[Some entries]

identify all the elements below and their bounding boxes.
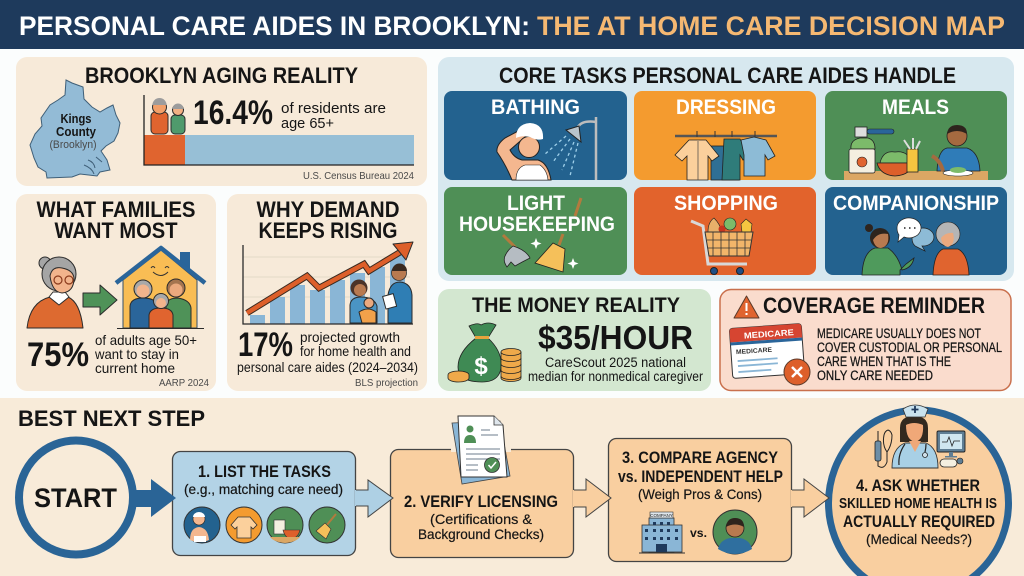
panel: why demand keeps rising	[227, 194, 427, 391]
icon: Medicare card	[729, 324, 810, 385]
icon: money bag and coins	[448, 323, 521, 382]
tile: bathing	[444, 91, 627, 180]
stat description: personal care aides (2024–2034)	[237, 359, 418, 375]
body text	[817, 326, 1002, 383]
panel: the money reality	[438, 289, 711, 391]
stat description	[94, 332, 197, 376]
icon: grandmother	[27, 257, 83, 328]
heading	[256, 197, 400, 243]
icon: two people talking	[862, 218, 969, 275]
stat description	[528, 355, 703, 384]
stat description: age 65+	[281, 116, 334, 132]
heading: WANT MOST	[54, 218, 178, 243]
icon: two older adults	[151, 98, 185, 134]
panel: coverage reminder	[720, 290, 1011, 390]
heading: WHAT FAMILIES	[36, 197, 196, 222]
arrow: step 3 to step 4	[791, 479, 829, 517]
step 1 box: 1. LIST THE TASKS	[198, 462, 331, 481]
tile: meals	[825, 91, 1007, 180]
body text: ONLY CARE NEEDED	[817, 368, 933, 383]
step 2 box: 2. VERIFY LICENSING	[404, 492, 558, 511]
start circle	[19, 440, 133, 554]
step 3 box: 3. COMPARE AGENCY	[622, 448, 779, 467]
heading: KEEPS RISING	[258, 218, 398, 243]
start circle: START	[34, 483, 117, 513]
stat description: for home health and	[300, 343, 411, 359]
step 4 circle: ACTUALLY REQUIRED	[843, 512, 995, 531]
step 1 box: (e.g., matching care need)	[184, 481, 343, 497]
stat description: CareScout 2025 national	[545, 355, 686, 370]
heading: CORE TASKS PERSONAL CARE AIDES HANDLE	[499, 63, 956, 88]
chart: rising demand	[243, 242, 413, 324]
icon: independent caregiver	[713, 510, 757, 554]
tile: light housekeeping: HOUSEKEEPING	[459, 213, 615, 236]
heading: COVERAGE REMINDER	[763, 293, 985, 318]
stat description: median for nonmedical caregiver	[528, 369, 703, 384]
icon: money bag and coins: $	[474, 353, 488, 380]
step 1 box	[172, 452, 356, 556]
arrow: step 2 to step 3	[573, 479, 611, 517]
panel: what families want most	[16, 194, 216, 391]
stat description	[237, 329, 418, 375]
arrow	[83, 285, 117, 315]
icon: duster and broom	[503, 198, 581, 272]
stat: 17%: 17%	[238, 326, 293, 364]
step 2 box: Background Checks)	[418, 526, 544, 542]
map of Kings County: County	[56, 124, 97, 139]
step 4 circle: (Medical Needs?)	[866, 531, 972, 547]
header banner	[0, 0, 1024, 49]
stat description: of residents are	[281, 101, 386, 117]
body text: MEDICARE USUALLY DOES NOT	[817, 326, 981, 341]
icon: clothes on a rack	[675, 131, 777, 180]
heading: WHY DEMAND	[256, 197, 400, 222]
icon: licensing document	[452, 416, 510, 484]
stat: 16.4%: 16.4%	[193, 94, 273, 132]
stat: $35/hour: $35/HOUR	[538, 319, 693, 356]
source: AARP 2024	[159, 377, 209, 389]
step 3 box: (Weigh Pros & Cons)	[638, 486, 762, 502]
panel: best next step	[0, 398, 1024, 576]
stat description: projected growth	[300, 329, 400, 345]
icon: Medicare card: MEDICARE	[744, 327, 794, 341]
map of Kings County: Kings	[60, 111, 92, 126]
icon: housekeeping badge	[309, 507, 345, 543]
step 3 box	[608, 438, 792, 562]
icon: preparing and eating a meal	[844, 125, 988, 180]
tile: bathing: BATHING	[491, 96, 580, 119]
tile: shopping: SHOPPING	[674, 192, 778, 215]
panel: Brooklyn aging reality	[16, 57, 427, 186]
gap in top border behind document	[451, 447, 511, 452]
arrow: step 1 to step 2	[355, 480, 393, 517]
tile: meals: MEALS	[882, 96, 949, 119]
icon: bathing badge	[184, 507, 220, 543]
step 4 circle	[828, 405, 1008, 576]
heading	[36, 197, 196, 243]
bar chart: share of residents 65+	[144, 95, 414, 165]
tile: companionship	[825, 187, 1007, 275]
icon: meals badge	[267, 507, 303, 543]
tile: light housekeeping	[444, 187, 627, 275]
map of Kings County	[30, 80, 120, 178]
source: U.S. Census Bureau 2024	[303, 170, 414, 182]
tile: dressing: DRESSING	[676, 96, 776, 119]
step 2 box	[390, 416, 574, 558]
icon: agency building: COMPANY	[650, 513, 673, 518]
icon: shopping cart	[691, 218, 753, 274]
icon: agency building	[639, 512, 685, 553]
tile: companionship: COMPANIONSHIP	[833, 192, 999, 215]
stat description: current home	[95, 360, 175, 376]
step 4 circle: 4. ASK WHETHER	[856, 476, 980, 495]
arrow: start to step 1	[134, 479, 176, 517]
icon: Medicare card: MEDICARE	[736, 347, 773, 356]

*Given exercise:* Copy out every line of the entries above character for character, omitting the pictures.

*Solution to this problem:*
identify all the elements below and their bounding boxes.
panel: why demand keeps rising	[227, 194, 427, 391]
icon: Medicare card	[729, 324, 810, 385]
icon: money bag and coins	[448, 323, 521, 382]
tile: bathing	[444, 91, 627, 180]
stat description: personal care aides (2024–2034)	[237, 359, 418, 375]
body text	[817, 326, 1002, 383]
panel: the money reality	[438, 289, 711, 391]
stat description	[94, 332, 197, 376]
icon: grandmother	[27, 257, 83, 328]
heading	[256, 197, 400, 243]
icon: two people talking	[862, 218, 969, 275]
stat description	[528, 355, 703, 384]
stat description: age 65+	[281, 116, 334, 132]
heading: WANT MOST	[54, 218, 178, 243]
icon: two older adults	[151, 98, 185, 134]
panel: coverage reminder	[720, 290, 1011, 390]
heading: WHAT FAMILIES	[36, 197, 196, 222]
arrow: step 3 to step 4	[791, 479, 829, 517]
step 1 box: 1. LIST THE TASKS	[198, 462, 331, 481]
tile: meals	[825, 91, 1007, 180]
body text: ONLY CARE NEEDED	[817, 368, 933, 383]
step 2 box: 2. VERIFY LICENSING	[404, 492, 558, 511]
start circle	[19, 440, 133, 554]
step 3 box: 3. COMPARE AGENCY	[622, 448, 779, 467]
heading: KEEPS RISING	[258, 218, 398, 243]
start circle: START	[34, 483, 117, 513]
stat description: for home health and	[300, 343, 411, 359]
step 4 circle: ACTUALLY REQUIRED	[843, 512, 995, 531]
step 1 box: (e.g., matching care need)	[184, 481, 343, 497]
stat description: CareScout 2025 national	[545, 355, 686, 370]
heading: CORE TASKS PERSONAL CARE AIDES HANDLE	[499, 63, 956, 88]
chart: rising demand	[243, 242, 413, 324]
icon: independent caregiver	[713, 510, 757, 554]
tile: light housekeeping: HOUSEKEEPING	[459, 213, 615, 236]
heading: COVERAGE REMINDER	[763, 293, 985, 318]
stat description: median for nonmedical caregiver	[528, 369, 703, 384]
icon: money bag and coins: $	[474, 353, 488, 380]
step 1 box	[172, 452, 356, 556]
arrow: step 2 to step 3	[573, 479, 611, 517]
panel: what families want most	[16, 194, 216, 391]
stat description	[237, 329, 418, 375]
arrow	[83, 285, 117, 315]
icon: duster and broom	[503, 198, 581, 272]
stat: 17%: 17%	[238, 326, 293, 364]
step 2 box: Background Checks)	[418, 526, 544, 542]
map of Kings County: County	[56, 124, 97, 139]
step 4 circle: (Medical Needs?)	[866, 531, 972, 547]
header banner	[0, 0, 1024, 49]
stat description: of residents are	[281, 101, 386, 117]
body text: MEDICARE USUALLY DOES NOT	[817, 326, 981, 341]
icon: clothes on a rack	[675, 131, 777, 180]
heading: WHY DEMAND	[256, 197, 400, 222]
icon: licensing document	[452, 416, 510, 484]
stat: 16.4%: 16.4%	[193, 94, 273, 132]
stat: $35/hour: $35/HOUR	[538, 319, 693, 356]
source: AARP 2024	[159, 377, 209, 389]
step 3 box: (Weigh Pros & Cons)	[638, 486, 762, 502]
panel: best next step	[0, 398, 1024, 576]
stat description: projected growth	[300, 329, 400, 345]
icon: Medicare card: MEDICARE	[744, 327, 794, 341]
map of Kings County: Kings	[60, 111, 92, 126]
icon: housekeeping badge	[309, 507, 345, 543]
step 3 box	[608, 438, 792, 562]
icon: preparing and eating a meal	[844, 125, 988, 180]
tile: bathing: BATHING	[491, 96, 580, 119]
tile: shopping: SHOPPING	[674, 192, 778, 215]
panel: Brooklyn aging reality	[16, 57, 427, 186]
gap in top border behind document	[451, 447, 511, 452]
arrow: step 1 to step 2	[355, 480, 393, 517]
tile: meals: MEALS	[882, 96, 949, 119]
icon: bathing badge	[184, 507, 220, 543]
step 4 circle	[828, 405, 1008, 576]
heading	[36, 197, 196, 243]
bar chart: share of residents 65+	[144, 95, 414, 165]
tile: companionship	[825, 187, 1007, 275]
icon: meals badge	[267, 507, 303, 543]
tile: light housekeeping	[444, 187, 627, 275]
map of Kings County	[30, 80, 120, 178]
source: U.S. Census Bureau 2024	[303, 170, 414, 182]
tile: dressing: DRESSING	[676, 96, 776, 119]
step 2 box	[390, 416, 574, 558]
icon: agency building: COMPANY	[650, 513, 673, 518]
icon: shopping cart	[691, 218, 753, 274]
icon: agency building	[639, 512, 685, 553]
tile: companionship: COMPANIONSHIP	[833, 192, 999, 215]
stat description: current home	[95, 360, 175, 376]
step 4 circle: 4. ASK WHETHER	[856, 476, 980, 495]
arrow: start to step 1	[134, 479, 176, 517]
icon: Medicare card: MEDICARE	[736, 347, 773, 356]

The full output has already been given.